● INPUT ROWS:
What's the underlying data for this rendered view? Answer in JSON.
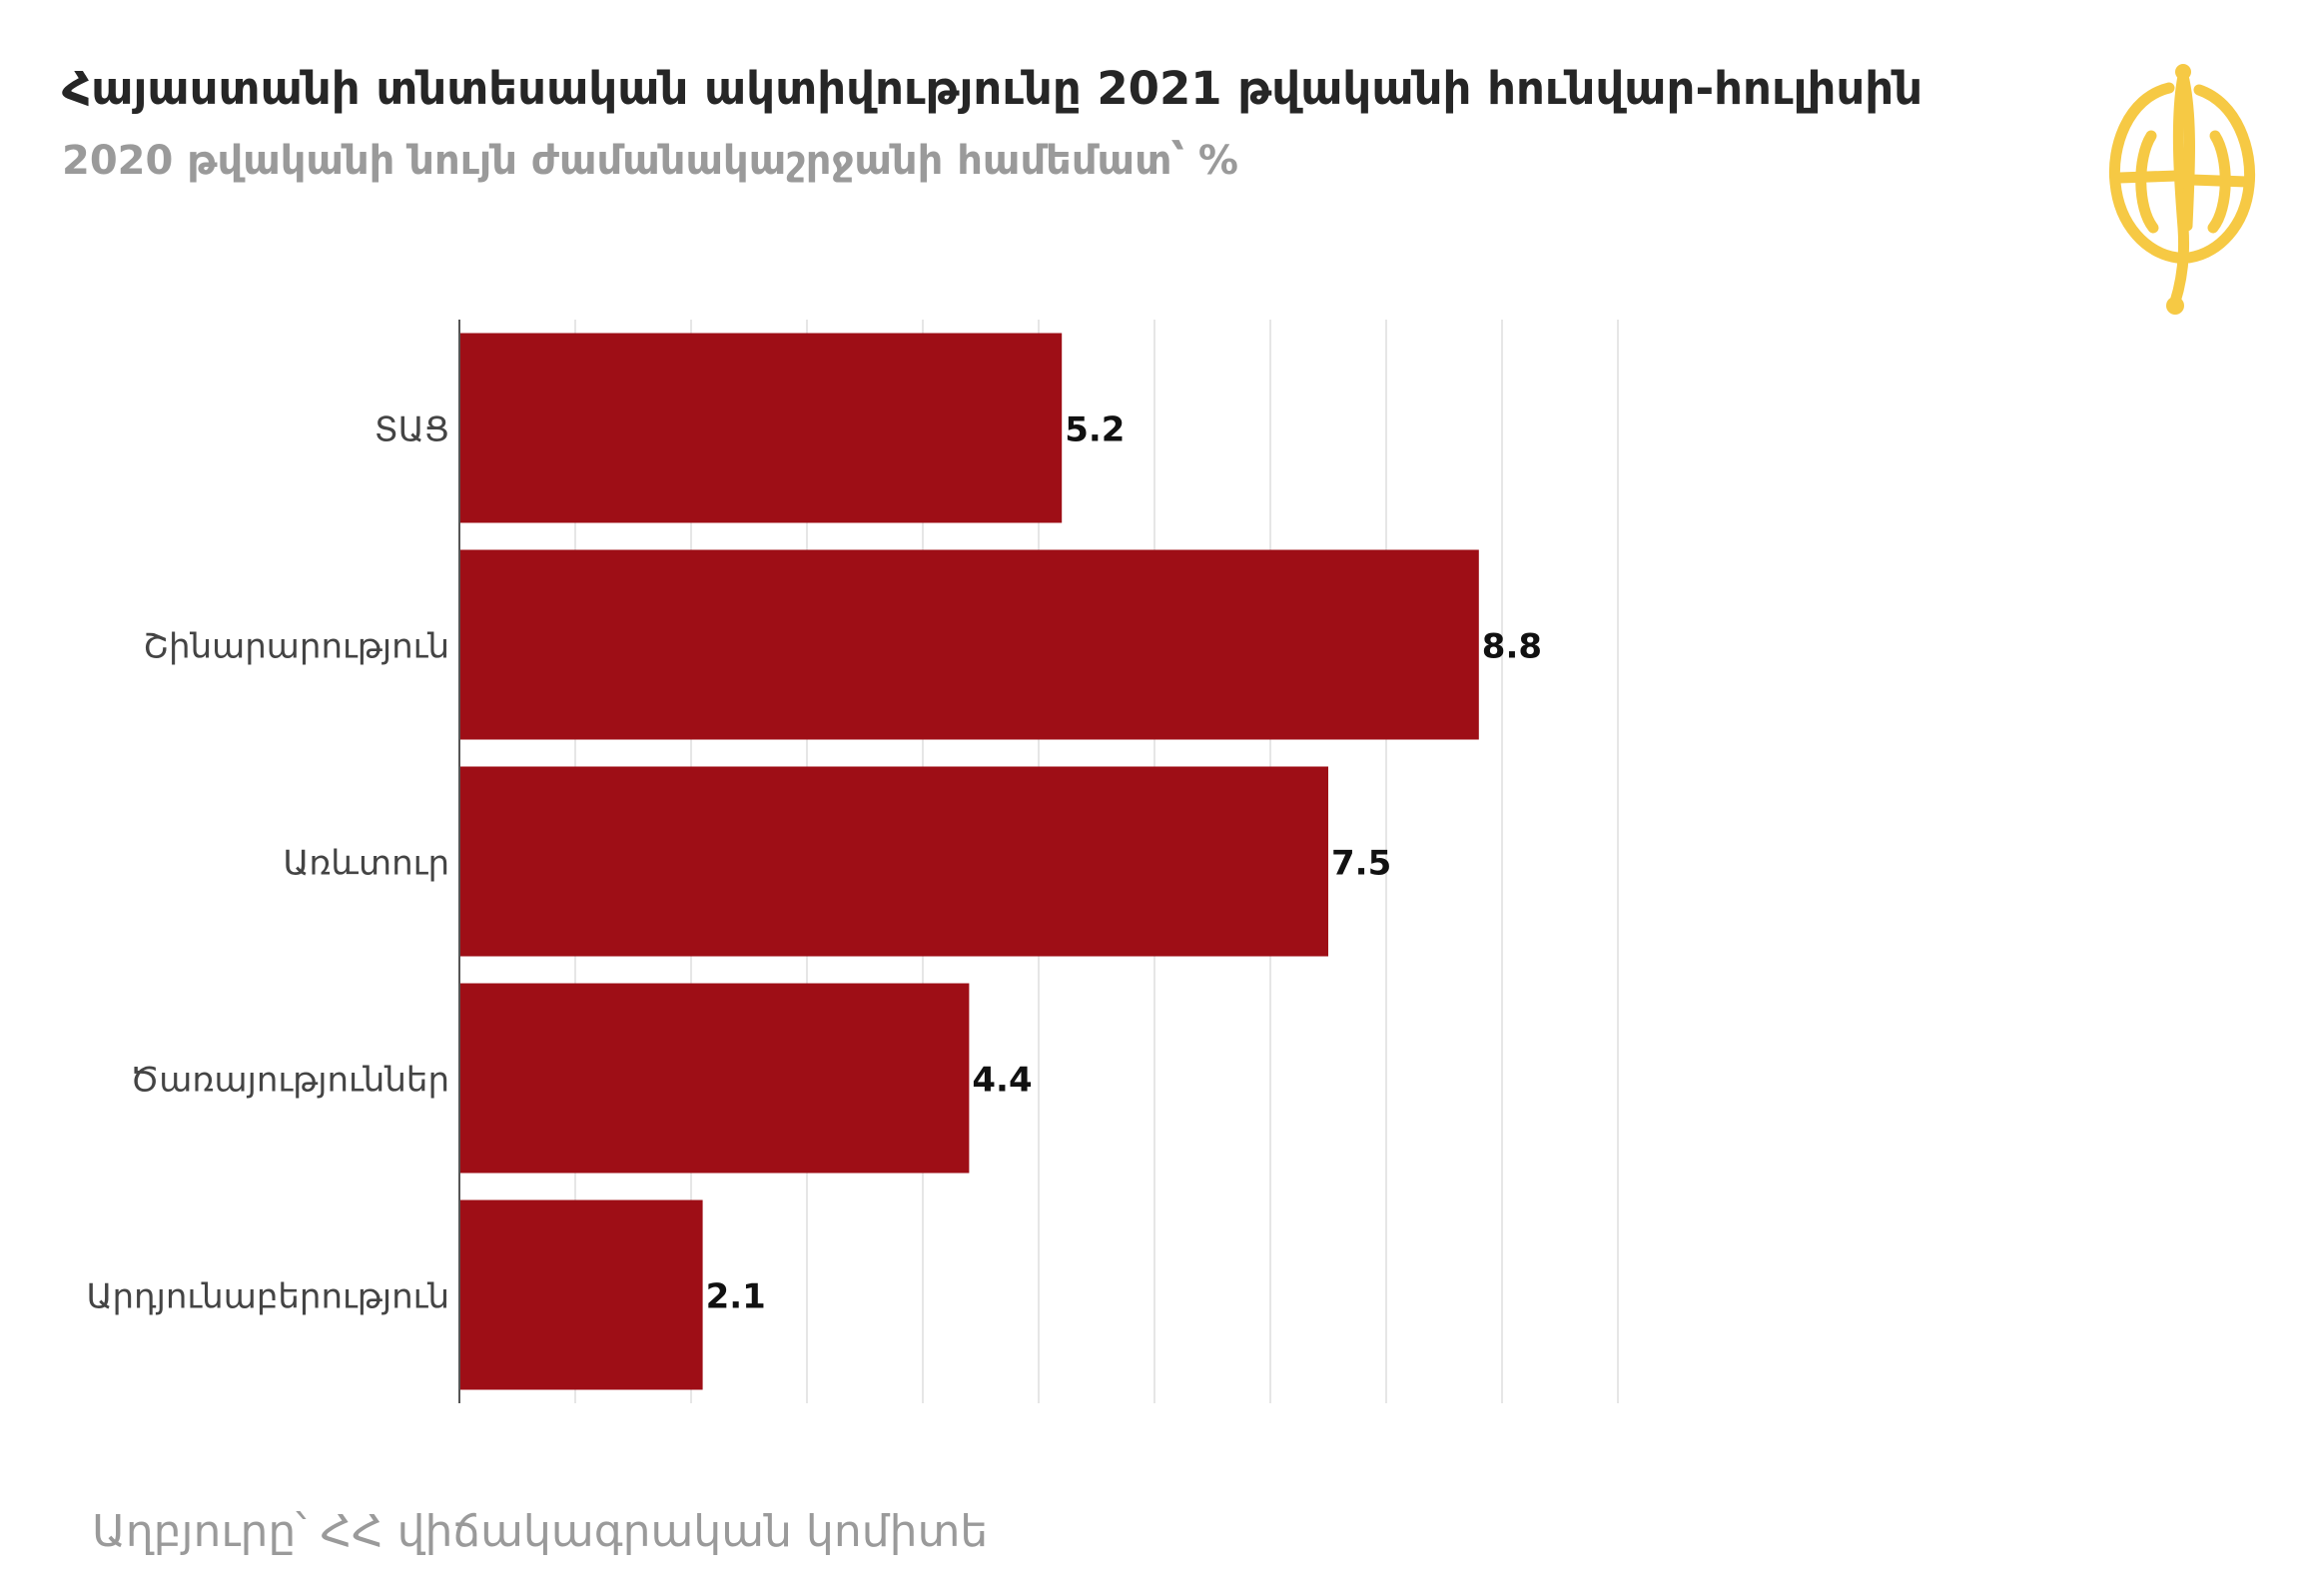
{
  "title": "Հայաստանի տնտեսական ակտիվությունը 2021 թվականի հունվար-հուլիսին",
  "subtitle": "2020 թվականի նույն ժամանակաշրջանի համեմատ՝ %",
  "source": "Աղբյուրը՝ ՀՀ վիճակագրական կոմիտե",
  "colors": {
    "bar": "#9e0e16",
    "logo": "#f6c944",
    "grid": "#e6e6e6",
    "axis": "#555555"
  },
  "chart_data": {
    "type": "bar",
    "orientation": "horizontal",
    "categories": [
      "ՏԱՑ",
      "Շինարարություն",
      "Առևտուր",
      "Ծառայություններ",
      "Արդյունաբերություն"
    ],
    "values": [
      5.2,
      8.8,
      7.5,
      4.4,
      2.1
    ],
    "xlim": [
      0,
      10
    ],
    "grid": true,
    "data_labels": true
  }
}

● PROBLEM REQUIREMENTS: Reproduce the entries above exactly. Do not include the images.

● REPLY:
What's the underlying data for this rendered view? Answer in JSON.
{
  "title": "Հայաստանի տնտեսական ակտիվությունը 2021 թվականի հունվար-հուլիսին",
  "subtitle": "2020 թվականի նույն ժամանակաշրջանի համեմատ՝ %",
  "source": "Աղբյուրը՝ ՀՀ վիճակագրական կոմիտե",
  "colors": {
    "bar": "#9e0e16",
    "logo": "#f6c944",
    "grid": "#e6e6e6",
    "axis": "#555555"
  },
  "chart_data": {
    "type": "bar",
    "orientation": "horizontal",
    "categories": [
      "ՏԱՑ",
      "Շինարարություն",
      "Առևտուր",
      "Ծառայություններ",
      "Արդյունաբերություն"
    ],
    "values": [
      5.2,
      8.8,
      7.5,
      4.4,
      2.1
    ],
    "xlim": [
      0,
      10
    ],
    "grid": true,
    "data_labels": true
  }
}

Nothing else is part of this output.